AIM OF THE EXERCISE:
In this exercise, return the whole listing exactly, excluding any images.

PROVIDED RECORDS:
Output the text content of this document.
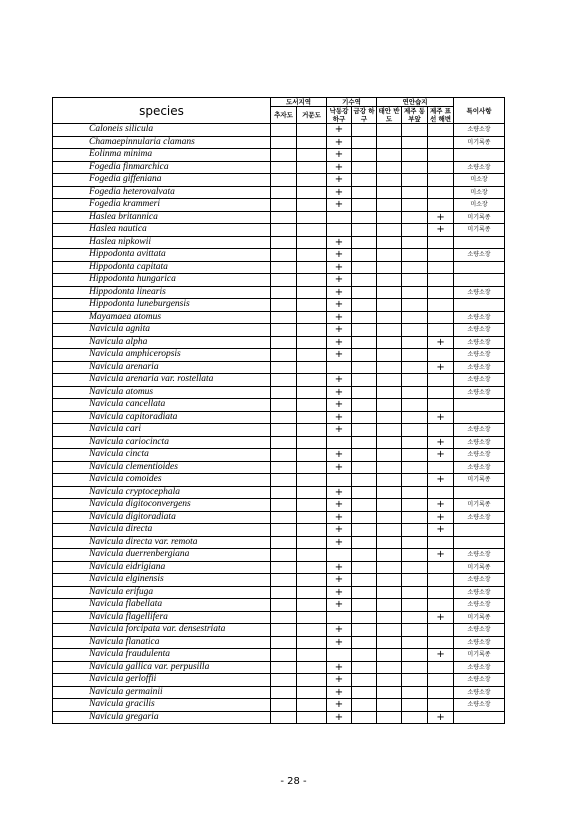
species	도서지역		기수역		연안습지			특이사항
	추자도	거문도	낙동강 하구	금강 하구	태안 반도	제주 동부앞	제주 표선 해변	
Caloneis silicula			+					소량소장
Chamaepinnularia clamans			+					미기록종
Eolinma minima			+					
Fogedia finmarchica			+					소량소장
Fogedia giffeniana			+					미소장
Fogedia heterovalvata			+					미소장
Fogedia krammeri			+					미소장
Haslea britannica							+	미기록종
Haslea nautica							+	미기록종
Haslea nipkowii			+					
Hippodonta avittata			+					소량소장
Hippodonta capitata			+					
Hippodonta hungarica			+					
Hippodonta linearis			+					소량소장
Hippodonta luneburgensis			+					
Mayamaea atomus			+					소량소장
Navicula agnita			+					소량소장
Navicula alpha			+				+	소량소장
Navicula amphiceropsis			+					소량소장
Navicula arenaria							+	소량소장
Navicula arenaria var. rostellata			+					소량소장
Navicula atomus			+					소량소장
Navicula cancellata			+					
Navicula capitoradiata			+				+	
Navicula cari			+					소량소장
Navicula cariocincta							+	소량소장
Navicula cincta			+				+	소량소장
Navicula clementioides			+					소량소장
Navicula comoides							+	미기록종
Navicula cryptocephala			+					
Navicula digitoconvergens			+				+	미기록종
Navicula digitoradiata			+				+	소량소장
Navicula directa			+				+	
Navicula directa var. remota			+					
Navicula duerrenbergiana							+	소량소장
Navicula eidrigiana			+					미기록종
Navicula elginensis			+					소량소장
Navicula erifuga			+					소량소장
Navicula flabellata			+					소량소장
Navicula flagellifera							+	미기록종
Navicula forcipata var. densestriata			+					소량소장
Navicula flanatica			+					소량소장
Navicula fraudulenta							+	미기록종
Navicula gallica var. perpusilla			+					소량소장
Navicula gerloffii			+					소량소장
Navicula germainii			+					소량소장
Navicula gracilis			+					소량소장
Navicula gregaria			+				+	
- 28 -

EXERCISE OUTPUT:
Output the text content of this document.
species	도서지역		기수역		연안습지			특이사항
	추자도	거문도	낙동강 하구	금강 하구	태안 반도	제주 동부앞	제주 표선 해변	
Caloneis silicula			+					소량소장
Chamaepinnularia clamans			+					미기록종
Eolinma minima			+					
Fogedia finmarchica			+					소량소장
Fogedia giffeniana			+					미소장
Fogedia heterovalvata			+					미소장
Fogedia krammeri			+					미소장
Haslea britannica							+	미기록종
Haslea nautica							+	미기록종
Haslea nipkowii			+					
Hippodonta avittata			+					소량소장
Hippodonta capitata			+					
Hippodonta hungarica			+					
Hippodonta linearis			+					소량소장
Hippodonta luneburgensis			+					
Mayamaea atomus			+					소량소장
Navicula agnita			+					소량소장
Navicula alpha			+				+	소량소장
Navicula amphiceropsis			+					소량소장
Navicula arenaria							+	소량소장
Navicula arenaria var. rostellata			+					소량소장
Navicula atomus			+					소량소장
Navicula cancellata			+					
Navicula capitoradiata			+				+	
Navicula cari			+					소량소장
Navicula cariocincta							+	소량소장
Navicula cincta			+				+	소량소장
Navicula clementioides			+					소량소장
Navicula comoides							+	미기록종
Navicula cryptocephala			+					
Navicula digitoconvergens			+				+	미기록종
Navicula digitoradiata			+				+	소량소장
Navicula directa			+				+	
Navicula directa var. remota			+					
Navicula duerrenbergiana							+	소량소장
Navicula eidrigiana			+					미기록종
Navicula elginensis			+					소량소장
Navicula erifuga			+					소량소장
Navicula flabellata			+					소량소장
Navicula flagellifera							+	미기록종
Navicula forcipata var. densestriata			+					소량소장
Navicula flanatica			+					소량소장
Navicula fraudulenta							+	미기록종
Navicula gallica var. perpusilla			+					소량소장
Navicula gerloffii			+					소량소장
Navicula germainii			+					소량소장
Navicula gracilis			+					소량소장
Navicula gregaria			+				+	
- 28 -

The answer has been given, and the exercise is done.